## Requirement
Records follow. Pull out every line that contains "відпочинку".

## Material provided

##############################

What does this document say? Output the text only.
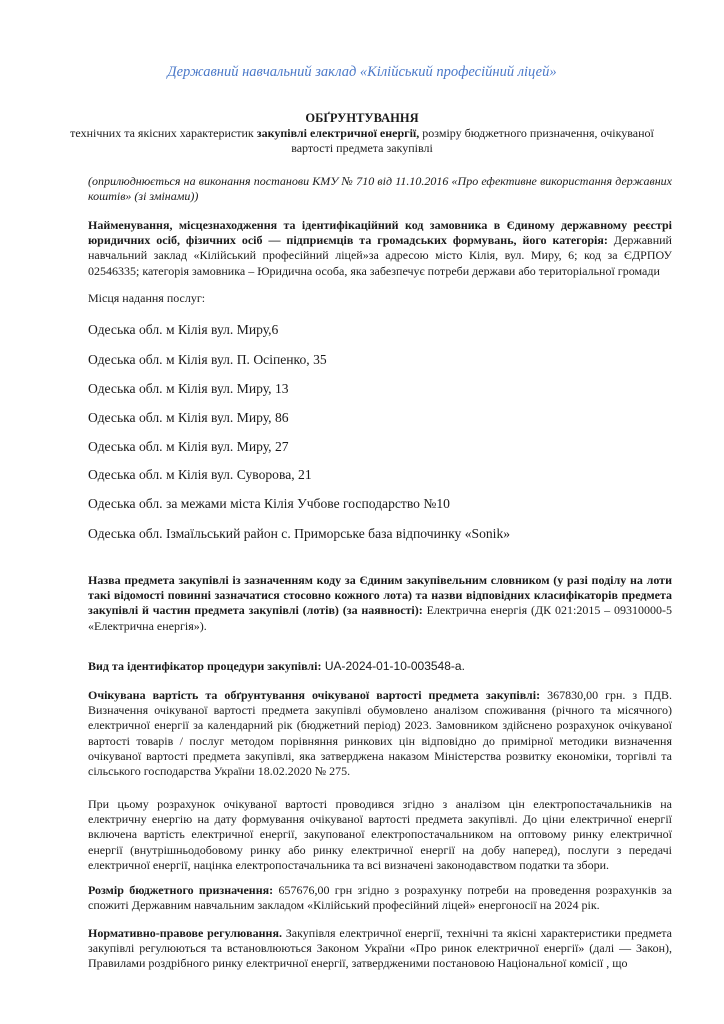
Державний навчальний заклад «Кілійський професійний ліцей»
ОБҐРУНТУВАННЯ
технічних та якісних характеристик закупівлі електричної енергії, розміру бюджетного призначення, очікуваної вартості предмета закупівлі
(оприлюднюється на виконання постанови КМУ № 710 від 11.10.2016 «Про ефективне використання державних коштів» (зі змінами))
Найменування, місцезнаходження та ідентифікаційний код замовника в Єдиному державному реєстрі юридичних осіб, фізичних осіб — підприємців та громадських формувань, його категорія: Державний навчальний заклад «Кілійський професійний ліцей»за адресою місто Кілія, вул. Миру, 6; код за ЄДРПОУ 02546335; категорія замовника – Юридична особа, яка забезпечує потреби держави або територіальної громади
Місця надання послуг:
Одеська обл. м Кілія вул. Миру,6
Одеська обл. м Кілія вул. П. Осіпенко, 35
Одеська обл. м Кілія вул. Миру, 13
Одеська обл. м Кілія вул. Миру, 86
Одеська обл. м Кілія вул. Миру, 27
Одеська обл. м Кілія вул. Суворова, 21
Одеська обл. за межами міста Кілія Учбове господарство №10
Одеська обл. Ізмаїльський район с. Приморське база відпочинку «Sonik»
Назва предмета закупівлі із зазначенням коду за Єдиним закупівельним словником (у разі поділу на лоти такі відомості повинні зазначатися стосовно кожного лота) та назви відповідних класифікаторів предмета закупівлі й частин предмета закупівлі (лотів) (за наявності): Електрична енергія (ДК 021:2015 – 09310000-5 «Електрична енергія»).
Вид та ідентифікатор процедури закупівлі: UA-2024-01-10-003548-a.
Очікувана вартість та обґрунтування очікуваної вартості предмета закупівлі: 367830,00 грн. з ПДВ. Визначення очікуваної вартості предмета закупівлі обумовлено аналізом споживання (річного та місячного) електричної енергії за календарний рік (бюджетний період) 2023. Замовником здійснено розрахунок очікуваної вартості товарів / послуг методом порівняння ринкових цін відповідно до примірної методики визначення очікуваної вартості предмета закупівлі, яка затверджена наказом Міністерства розвитку економіки, торгівлі та сільського господарства України 18.02.2020 № 275.
При цьому розрахунок очікуваної вартості проводився згідно з аналізом цін електропостачальників на електричну енергію на дату формування очікуваної вартості предмета закупівлі. До ціни електричної енергії включена вартість електричної енергії, закупованої електропостачальником на оптовому ринку електричної енергії (внутрішньодобовому ринку або ринку електричної енергії на добу наперед), послуги з передачі електричної енергії, націнка електропостачальника та всі визначені законодавством податки та збори.
Розмір бюджетного призначення: 657676,00 грн згідно з розрахунку потреби на проведення розрахунків за спожиті Державним навчальним закладом «Кілійський професійний ліцей» енергоносії на 2024 рік.
Нормативно-правове регулювання. Закупівля електричної енергії, технічні та якісні характеристики предмета закупівлі регулюються та встановлюються Законом України «Про ринок електричної енергії» (далі — Закон), Правилами роздрібного ринку електричної енергії, затвердженими постановою Національної комісії , що
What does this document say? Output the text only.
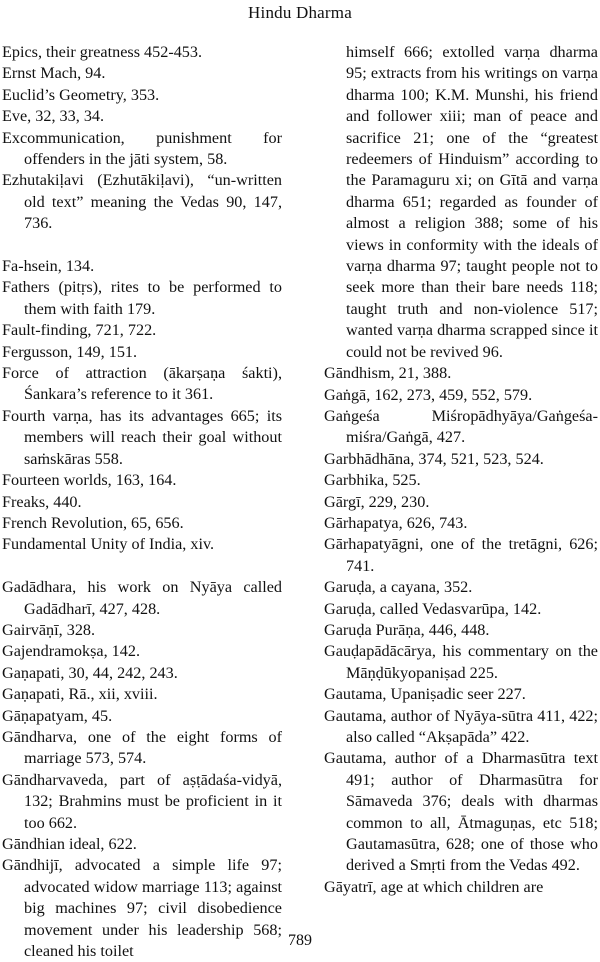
Hindu Dharma

Epics, their greatness 452-453.

Ernst Mach, 94.

Euclid’s Geometry, 353.

Eve, 32, 33, 34.

Excommunication, punishment for offenders in the jāti system, 58.

Ezhutakiḷavi (Ezhutākiḷavi), “un-written old text” meaning the Vedas 90, 147, 736.

Fa-hsein, 134.

Fathers (pitṛs), rites to be performed to them with faith 179.

Fault-finding, 721, 722.

Fergusson, 149, 151.

Force of attraction (ākarṣaṇa śakti), Śankara’s reference to it 361.

Fourth varṇa, has its advantages 665; its members will reach their goal without saṁskāras 558.

Fourteen worlds, 163, 164.

Freaks, 440.

French Revolution, 65, 656.

Fundamental Unity of India, xiv.

Gadādhara, his work on Nyāya called Gadādharī, 427, 428.

Gairvāṇī, 328.

Gajendramokṣa, 142.

Gaṇapati, 30, 44, 242, 243.

Gaṇapati, Rā., xii, xviii.

Gāṇapatyam, 45.

Gāndharva, one of the eight forms of marriage 573, 574.

Gāndharvaveda, part of aṣṭādaśa-vidyā, 132; Brahmins must be proficient in it too 662.

Gāndhian ideal, 622.

Gāndhijī, advocated a simple life 97; advocated widow marriage 113; against big machines 97; civil disobedience movement under his leadership 568; cleaned his toilet

himself 666; extolled varṇa dharma 95; extracts from his writings on varṇa dharma 100; K.M. Munshi, his friend and follower xiii; man of peace and sacrifice 21; one of the “greatest redeemers of Hinduism” according to the Paramaguru xi; on Gītā and varṇa dharma 651; regarded as founder of almost a religion 388; some of his views in conformity with the ideals of varṇa dharma 97; taught people not to seek more than their bare needs 118; taught truth and non-violence 517; wanted varṇa dharma scrapped since it could not be revived 96.

Gāndhism, 21, 388.

Gaṅgā, 162, 273, 459, 552, 579.

Gaṅgeśa Miśropādhyāya/Gaṅgeśa-miśra/Gaṅgā, 427.

Garbhādhāna, 374, 521, 523, 524.

Garbhika, 525.

Gārgī, 229, 230.

Gārhapatya, 626, 743.

Gārhapatyāgni, one of the tretāgni, 626; 741.

Garuḍa, a cayana, 352.

Garuḍa, called Vedasvarūpa, 142.

Garuḍa Purāṇa, 446, 448.

Gauḍapādācārya, his commentary on the Māṇḍūkyopaniṣad 225.

Gautama, Upaniṣadic seer 227.

Gautama, author of Nyāya-sūtra 411, 422; also called “Akṣapāda” 422.

Gautama, author of a Dharmasūtra text 491; author of Dharmasūtra for Sāmaveda 376; deals with dharmas common to all, Ātmaguṇas, etc 518; Gautamasūtra, 628; one of those who derived a Smṛti from the Vedas 492.

Gāyatrī, age at which children are

789
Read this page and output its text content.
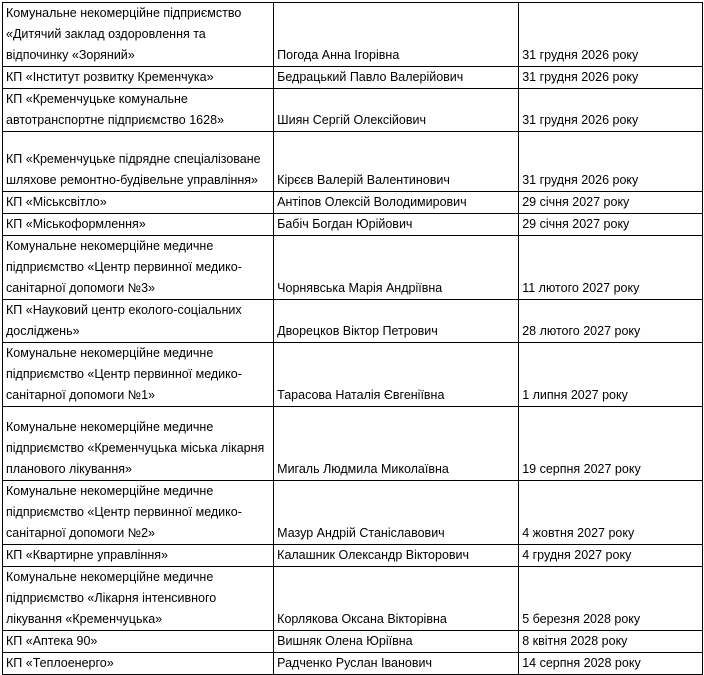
Комунальне некомерційне підприємство «Дитячий заклад оздоровлення та відпочинку «Зоряний»	Погода Анна Ігорівна	31 грудня 2026 року
КП «Інститут розвитку Кременчука»	Бедрацький Павло Валерійович	31 грудня 2026 року
КП «Кременчуцьке комунальне автотранспортне підприємство 1628»	Шиян Сергій Олексійович	31 грудня 2026 року
КП «Кременчуцьке підрядне спеціалізоване шляхове ремонтно-будівельне управління»	Кірєєв Валерій Валентинович	31 грудня 2026 року
КП «Міськсвітло»	Антіпов Олексій Володимирович	29 січня 2027 року
КП «Міськоформлення»	Бабіч Богдан Юрійович	29 січня 2027 року
Комунальне некомерційне медичне підприємство «Центр первинної медико-санітарної допомоги №3»	Чорнявська Марія Андріївна	11 лютого 2027 року
КП «Науковий центр еколого-соціальних досліджень»	Дворецков Віктор Петрович	28 лютого 2027 року
Комунальне некомерційне медичне підприємство «Центр первинної медико-санітарної допомоги №1»	Тарасова Наталія Євгеніївна	1 липня 2027 року
Комунальне некомерційне медичне підприємство «Кременчуцька міська лікарня планового лікування»	Мигаль Людмила Миколаївна	19 серпня 2027 року
Комунальне некомерційне медичне підприємство «Центр первинної медико-санітарної допомоги №2»	Мазур Андрій Станіславович	4 жовтня 2027 року
КП «Квартирне управління»	Калашник Олександр Вікторович	4 грудня 2027 року
Комунальне некомерційне медичне підприємство «Лікарня інтенсивного лікування «Кременчуцька»	Корлякова Оксана Вікторівна	5 березня 2028 року
КП «Аптека 90»	Вишняк Олена Юріївна	8 квітня 2028 року
КП «Теплоенерго»	Радченко Руслан Іванович	14 серпня 2028 року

##############################

## Solved exercise
Одеська обл. Ізмаїльський район с. Приморське база відпочинку «Sonik»
Комунальне некомерційне підприємство «Дитячий заклад оздоровлення та відпочинку «Зоряний»	Погода Анна Ігорівна	31 грудня 2026 року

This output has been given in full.